MATERIAL »
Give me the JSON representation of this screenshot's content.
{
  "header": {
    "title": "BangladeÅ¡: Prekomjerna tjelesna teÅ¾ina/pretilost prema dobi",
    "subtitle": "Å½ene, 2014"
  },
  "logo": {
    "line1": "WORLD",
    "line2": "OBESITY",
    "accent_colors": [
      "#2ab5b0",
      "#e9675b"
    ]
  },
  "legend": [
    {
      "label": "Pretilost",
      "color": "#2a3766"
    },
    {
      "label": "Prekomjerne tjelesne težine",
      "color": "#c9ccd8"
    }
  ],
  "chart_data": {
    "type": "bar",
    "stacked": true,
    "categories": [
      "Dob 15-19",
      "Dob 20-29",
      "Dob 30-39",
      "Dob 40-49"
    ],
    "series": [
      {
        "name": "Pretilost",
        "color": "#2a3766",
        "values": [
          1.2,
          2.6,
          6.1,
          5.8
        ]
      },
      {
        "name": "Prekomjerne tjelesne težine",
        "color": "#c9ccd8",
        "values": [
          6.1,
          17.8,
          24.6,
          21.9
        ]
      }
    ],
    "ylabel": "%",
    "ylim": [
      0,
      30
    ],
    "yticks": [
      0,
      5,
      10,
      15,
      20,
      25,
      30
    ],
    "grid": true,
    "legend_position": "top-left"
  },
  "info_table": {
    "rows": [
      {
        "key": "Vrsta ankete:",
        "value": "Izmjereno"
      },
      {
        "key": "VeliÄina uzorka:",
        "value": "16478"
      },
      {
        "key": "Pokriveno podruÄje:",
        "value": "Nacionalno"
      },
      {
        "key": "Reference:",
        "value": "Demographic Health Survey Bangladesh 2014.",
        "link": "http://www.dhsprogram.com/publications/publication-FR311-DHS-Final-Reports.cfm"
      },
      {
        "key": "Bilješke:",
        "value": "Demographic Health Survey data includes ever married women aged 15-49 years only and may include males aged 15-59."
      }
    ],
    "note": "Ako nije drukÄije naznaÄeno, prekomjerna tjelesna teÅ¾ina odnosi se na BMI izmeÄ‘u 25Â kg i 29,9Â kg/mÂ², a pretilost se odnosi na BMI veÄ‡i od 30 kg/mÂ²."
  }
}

...

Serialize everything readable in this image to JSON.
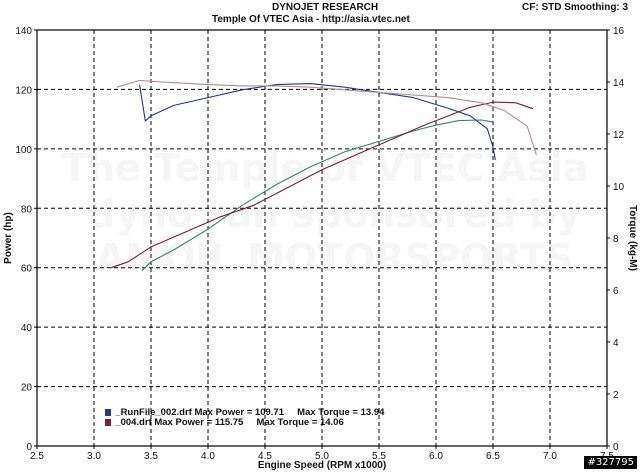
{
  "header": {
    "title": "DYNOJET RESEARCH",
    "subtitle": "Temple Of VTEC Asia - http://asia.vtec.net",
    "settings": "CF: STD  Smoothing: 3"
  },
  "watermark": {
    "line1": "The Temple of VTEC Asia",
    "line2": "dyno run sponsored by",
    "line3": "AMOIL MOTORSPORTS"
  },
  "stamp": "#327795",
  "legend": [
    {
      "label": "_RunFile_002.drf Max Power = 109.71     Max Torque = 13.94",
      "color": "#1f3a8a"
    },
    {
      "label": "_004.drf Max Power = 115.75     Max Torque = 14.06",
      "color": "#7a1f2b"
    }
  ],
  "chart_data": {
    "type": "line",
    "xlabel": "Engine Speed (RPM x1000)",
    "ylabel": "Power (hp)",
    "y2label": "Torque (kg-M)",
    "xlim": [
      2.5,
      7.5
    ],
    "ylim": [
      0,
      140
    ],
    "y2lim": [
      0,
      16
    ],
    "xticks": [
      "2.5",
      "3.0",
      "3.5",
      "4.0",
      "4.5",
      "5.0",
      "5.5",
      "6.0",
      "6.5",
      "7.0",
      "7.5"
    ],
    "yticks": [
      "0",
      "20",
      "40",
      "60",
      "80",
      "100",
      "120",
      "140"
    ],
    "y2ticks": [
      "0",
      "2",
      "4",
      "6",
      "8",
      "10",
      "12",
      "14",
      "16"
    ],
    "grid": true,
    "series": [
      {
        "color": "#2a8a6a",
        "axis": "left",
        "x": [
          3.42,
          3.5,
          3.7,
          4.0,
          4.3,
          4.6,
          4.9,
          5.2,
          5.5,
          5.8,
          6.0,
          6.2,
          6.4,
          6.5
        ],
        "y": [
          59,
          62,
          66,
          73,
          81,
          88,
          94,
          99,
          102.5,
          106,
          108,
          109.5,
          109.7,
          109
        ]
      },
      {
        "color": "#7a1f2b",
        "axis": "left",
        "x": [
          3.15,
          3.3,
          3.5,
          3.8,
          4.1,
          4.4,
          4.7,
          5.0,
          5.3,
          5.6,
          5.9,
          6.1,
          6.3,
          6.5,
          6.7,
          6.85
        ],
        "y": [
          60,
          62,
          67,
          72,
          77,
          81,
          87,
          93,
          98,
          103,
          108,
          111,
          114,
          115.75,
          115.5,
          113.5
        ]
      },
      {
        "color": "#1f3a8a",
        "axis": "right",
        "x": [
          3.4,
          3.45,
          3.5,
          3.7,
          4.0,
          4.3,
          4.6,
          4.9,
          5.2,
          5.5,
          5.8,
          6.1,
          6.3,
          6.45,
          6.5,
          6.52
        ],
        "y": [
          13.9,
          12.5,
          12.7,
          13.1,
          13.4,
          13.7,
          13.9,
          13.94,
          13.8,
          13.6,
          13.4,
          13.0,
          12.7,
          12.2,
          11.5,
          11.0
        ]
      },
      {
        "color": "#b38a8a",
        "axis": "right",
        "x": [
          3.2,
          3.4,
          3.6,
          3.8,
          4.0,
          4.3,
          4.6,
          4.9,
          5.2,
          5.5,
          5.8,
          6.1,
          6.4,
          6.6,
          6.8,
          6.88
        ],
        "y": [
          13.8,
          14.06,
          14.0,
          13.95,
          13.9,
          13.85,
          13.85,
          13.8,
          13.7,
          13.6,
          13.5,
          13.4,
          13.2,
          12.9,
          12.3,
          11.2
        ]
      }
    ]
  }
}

...

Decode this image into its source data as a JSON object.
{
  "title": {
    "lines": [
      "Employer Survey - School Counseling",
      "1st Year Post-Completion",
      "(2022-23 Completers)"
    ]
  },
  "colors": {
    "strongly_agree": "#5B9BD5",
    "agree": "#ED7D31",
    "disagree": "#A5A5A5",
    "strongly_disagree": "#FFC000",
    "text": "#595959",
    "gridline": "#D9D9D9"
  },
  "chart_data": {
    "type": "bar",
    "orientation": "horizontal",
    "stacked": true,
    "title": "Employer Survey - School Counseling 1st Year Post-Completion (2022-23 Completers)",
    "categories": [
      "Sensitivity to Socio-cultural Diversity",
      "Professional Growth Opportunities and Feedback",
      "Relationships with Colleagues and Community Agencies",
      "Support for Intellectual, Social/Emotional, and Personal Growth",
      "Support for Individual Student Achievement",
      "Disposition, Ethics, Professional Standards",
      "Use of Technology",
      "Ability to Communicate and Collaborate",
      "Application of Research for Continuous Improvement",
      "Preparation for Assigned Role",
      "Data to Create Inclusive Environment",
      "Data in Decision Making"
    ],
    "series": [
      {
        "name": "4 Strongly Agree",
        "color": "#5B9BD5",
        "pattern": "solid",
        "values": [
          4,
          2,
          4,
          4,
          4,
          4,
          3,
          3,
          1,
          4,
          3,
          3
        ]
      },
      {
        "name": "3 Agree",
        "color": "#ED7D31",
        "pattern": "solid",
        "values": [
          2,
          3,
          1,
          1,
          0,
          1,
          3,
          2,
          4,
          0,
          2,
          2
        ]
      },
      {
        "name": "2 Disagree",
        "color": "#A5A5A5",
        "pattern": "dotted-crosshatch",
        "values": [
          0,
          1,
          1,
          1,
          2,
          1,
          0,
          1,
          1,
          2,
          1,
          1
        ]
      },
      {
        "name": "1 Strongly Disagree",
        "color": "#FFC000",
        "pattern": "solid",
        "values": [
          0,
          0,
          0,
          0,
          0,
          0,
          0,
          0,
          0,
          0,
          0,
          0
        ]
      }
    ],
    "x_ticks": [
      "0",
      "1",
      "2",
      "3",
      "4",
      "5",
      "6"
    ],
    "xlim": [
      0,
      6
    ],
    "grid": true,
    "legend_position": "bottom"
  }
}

STATED EXERCISE »
Filter the entries and copy out every line with the word "Torque".

THE ANSWER »
      "label": "_RunFile_002.drf Max Power = 109.71     Max Torque = 13.94",
      "label": "_004.drf Max Power = 115.75     Max Torque = 14.06",
    "y2label": "Torque (kg-M)",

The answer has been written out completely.